WHAT YOU WILL DO
Give again, word for word, only the lines from the one containing "Decode this image" through the final line.

MATERIAL TO PROCESS

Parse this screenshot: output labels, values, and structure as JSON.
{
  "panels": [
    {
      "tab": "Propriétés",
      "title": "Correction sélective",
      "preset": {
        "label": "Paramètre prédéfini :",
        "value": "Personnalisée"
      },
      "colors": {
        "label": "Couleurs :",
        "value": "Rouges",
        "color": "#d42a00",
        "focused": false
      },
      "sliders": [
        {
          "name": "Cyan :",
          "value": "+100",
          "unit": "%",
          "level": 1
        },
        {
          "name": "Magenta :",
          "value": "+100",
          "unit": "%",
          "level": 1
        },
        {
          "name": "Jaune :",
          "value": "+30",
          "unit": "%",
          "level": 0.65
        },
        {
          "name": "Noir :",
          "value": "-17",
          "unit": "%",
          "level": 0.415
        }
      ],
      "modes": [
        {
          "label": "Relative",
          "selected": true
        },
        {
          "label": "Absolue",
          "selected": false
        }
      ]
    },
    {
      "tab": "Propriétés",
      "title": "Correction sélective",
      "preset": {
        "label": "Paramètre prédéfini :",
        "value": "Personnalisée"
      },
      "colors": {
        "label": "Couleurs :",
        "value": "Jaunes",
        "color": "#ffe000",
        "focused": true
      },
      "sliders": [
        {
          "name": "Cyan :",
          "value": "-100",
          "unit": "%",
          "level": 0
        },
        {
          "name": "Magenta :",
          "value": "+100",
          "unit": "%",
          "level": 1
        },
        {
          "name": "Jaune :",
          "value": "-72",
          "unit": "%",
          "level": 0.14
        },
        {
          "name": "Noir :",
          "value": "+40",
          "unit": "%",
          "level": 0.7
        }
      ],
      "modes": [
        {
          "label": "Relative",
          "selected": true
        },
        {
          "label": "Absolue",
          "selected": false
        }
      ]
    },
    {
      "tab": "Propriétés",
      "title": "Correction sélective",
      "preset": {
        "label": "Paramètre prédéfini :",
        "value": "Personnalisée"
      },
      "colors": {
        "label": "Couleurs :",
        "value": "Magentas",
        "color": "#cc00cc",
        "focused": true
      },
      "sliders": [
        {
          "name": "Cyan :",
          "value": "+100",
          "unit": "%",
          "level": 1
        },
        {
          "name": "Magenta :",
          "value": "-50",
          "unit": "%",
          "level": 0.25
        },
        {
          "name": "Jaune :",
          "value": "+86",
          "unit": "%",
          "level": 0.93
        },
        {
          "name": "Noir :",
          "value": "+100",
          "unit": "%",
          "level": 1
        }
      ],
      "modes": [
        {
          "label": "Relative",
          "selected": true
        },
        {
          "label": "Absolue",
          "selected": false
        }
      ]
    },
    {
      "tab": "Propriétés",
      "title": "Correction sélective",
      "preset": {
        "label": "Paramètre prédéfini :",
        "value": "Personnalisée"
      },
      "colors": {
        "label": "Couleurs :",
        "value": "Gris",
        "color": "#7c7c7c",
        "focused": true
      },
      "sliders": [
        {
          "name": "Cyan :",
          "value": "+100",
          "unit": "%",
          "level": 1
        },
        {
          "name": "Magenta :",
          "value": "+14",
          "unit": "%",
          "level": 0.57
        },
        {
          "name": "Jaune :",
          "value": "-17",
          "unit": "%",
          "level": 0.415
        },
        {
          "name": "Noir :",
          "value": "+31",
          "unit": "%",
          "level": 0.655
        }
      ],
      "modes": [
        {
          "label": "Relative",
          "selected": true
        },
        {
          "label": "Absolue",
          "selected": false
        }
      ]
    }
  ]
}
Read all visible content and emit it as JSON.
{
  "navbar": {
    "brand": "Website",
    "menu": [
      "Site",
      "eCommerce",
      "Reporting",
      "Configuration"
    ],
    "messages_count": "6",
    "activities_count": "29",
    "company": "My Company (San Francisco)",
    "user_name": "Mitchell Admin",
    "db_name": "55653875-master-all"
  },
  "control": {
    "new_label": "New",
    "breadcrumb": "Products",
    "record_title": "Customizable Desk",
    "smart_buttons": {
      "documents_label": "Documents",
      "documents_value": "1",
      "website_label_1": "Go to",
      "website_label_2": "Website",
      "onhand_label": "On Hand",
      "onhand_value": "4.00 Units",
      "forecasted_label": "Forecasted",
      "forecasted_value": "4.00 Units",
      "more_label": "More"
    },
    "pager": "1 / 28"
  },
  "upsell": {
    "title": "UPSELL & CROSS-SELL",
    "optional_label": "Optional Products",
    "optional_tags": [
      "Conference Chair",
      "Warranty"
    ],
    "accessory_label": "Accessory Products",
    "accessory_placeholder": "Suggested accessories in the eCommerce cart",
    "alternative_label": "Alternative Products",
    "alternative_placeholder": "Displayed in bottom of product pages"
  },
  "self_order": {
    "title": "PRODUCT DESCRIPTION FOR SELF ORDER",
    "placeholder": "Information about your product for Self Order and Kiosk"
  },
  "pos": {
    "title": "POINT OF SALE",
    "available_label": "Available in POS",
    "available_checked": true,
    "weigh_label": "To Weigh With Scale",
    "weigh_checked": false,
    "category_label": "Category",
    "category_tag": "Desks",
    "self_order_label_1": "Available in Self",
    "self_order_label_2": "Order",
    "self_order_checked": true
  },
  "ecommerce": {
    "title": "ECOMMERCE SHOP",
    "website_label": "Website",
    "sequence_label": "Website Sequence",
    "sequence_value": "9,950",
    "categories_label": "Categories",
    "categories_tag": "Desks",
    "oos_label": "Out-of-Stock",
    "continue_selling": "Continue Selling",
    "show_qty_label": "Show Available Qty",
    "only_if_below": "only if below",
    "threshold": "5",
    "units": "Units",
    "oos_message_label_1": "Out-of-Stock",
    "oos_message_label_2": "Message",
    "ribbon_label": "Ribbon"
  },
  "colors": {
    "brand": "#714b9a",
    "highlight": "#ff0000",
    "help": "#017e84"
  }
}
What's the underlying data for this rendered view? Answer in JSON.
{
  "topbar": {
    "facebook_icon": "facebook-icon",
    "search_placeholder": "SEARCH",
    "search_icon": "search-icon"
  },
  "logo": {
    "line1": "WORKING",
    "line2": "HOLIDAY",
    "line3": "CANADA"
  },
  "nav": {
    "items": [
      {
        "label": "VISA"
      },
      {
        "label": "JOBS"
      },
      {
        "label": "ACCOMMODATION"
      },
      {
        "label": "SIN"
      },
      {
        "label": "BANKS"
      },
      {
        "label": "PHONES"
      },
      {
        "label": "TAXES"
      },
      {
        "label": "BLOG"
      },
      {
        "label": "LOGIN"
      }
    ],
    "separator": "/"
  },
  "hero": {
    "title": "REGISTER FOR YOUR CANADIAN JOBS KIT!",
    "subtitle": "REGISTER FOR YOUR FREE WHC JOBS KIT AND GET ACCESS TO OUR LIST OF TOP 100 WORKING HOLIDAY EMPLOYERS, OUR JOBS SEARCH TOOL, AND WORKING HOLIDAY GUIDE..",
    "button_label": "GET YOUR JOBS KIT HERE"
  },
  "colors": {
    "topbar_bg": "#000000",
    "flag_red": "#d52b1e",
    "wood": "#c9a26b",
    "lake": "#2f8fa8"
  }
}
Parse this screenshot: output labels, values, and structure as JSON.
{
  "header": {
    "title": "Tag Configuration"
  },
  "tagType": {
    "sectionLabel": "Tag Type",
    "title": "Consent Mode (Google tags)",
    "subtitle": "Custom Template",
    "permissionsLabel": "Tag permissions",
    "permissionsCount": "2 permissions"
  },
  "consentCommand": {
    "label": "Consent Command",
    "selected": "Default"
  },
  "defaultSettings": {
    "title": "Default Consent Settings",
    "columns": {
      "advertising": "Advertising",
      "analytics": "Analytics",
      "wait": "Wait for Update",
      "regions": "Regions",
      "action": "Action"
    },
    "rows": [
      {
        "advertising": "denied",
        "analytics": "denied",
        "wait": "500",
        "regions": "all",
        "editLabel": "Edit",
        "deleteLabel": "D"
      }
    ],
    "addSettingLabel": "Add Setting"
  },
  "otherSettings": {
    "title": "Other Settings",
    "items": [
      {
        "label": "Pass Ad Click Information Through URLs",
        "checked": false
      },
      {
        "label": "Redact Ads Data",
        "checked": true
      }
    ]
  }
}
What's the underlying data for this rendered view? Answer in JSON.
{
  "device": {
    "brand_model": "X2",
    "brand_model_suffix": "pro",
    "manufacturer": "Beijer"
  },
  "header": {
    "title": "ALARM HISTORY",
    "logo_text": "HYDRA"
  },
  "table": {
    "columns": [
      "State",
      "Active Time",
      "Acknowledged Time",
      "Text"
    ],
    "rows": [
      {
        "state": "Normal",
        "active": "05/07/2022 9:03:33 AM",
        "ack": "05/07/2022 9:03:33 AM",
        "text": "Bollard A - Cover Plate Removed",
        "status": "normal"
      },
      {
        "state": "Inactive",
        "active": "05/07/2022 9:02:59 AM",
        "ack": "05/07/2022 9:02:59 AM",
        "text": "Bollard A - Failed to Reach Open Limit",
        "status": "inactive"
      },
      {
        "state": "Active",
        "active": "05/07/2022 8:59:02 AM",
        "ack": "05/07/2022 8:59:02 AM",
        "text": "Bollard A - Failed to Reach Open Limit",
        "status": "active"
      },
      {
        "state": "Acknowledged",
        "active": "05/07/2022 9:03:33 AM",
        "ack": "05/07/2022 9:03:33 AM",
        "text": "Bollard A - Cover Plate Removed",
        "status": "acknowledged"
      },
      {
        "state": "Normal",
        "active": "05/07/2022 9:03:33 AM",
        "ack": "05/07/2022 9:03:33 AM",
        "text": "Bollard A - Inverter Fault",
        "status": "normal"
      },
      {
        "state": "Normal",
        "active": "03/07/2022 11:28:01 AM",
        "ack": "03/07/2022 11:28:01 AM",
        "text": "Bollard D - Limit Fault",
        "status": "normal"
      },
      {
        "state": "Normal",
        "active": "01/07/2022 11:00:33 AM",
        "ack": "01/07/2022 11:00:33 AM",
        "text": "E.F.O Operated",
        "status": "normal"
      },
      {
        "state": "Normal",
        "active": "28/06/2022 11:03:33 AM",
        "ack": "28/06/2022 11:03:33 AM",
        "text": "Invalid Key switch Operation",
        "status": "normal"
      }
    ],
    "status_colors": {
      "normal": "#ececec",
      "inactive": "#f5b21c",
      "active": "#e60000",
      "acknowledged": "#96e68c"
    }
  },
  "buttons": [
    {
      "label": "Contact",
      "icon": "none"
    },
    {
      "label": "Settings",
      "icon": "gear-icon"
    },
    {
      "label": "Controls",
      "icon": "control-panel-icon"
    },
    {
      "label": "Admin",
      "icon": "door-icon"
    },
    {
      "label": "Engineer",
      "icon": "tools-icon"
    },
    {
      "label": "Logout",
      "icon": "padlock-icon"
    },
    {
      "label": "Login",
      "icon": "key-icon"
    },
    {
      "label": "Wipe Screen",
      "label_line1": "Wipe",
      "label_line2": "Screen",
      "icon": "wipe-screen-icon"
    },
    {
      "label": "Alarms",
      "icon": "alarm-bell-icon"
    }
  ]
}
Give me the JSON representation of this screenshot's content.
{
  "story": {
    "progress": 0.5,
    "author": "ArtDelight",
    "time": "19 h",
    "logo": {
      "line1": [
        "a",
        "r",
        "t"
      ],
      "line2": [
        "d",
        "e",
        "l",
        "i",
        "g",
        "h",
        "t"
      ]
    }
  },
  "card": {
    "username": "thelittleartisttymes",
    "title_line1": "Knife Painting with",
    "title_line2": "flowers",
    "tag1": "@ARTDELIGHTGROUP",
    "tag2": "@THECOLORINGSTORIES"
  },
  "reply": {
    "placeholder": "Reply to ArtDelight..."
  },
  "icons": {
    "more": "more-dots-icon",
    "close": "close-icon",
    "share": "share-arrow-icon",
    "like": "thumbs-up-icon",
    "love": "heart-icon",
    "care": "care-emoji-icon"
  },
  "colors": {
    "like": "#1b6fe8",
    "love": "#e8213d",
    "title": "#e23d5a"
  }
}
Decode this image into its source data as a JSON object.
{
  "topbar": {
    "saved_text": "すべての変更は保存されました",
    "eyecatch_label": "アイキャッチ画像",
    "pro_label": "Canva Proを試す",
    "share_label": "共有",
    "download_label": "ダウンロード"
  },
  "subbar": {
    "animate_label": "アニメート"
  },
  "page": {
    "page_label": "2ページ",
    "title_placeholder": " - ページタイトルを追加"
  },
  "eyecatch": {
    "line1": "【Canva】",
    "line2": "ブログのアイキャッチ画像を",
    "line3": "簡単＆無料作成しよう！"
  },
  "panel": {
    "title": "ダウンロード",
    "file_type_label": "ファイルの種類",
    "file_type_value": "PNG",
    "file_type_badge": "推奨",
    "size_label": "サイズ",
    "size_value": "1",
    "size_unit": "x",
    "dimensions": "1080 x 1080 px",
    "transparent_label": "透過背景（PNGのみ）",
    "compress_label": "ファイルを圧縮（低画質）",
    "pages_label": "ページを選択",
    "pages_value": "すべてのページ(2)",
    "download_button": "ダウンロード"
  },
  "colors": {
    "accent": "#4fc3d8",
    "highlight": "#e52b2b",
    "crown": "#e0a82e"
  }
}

RESULT OF THE TASK
Decode this image into its source data as a JSON object.
{
  "topbar": {
    "saved_text": "すべての変更は保存されました",
    "eyecatch_label": "アイキャッチ画像",
    "pro_label": "Canva Proを試す",
    "share_label": "共有",
    "download_label": "ダウンロード"
  },
  "subbar": {
    "animate_label": "アニメート"
  },
  "page": {
    "page_label": "2ページ",
    "title_placeholder": " - ページタイトルを追加"
  },
  "eyecatch": {
    "line1": "【Canva】",
    "line2": "ブログのアイキャッチ画像を",
    "line3": "簡単＆無料作成しよう！"
  },
  "panel": {
    "title": "ダウンロード",
    "file_type_label": "ファイルの種類",
    "file_type_value": "PNG",
    "file_type_badge": "推奨",
    "size_label": "サイズ",
    "size_value": "1",
    "size_unit": "x",
    "dimensions": "1080 x 1080 px",
    "transparent_label": "透過背景（PNGのみ）",
    "compress_label": "ファイルを圧縮（低画質）",
    "pages_label": "ページを選択",
    "pages_value": "すべてのページ(2)",
    "download_button": "ダウンロード"
  },
  "colors": {
    "accent": "#4fc3d8",
    "highlight": "#e52b2b",
    "crown": "#e0a82e"
  }
}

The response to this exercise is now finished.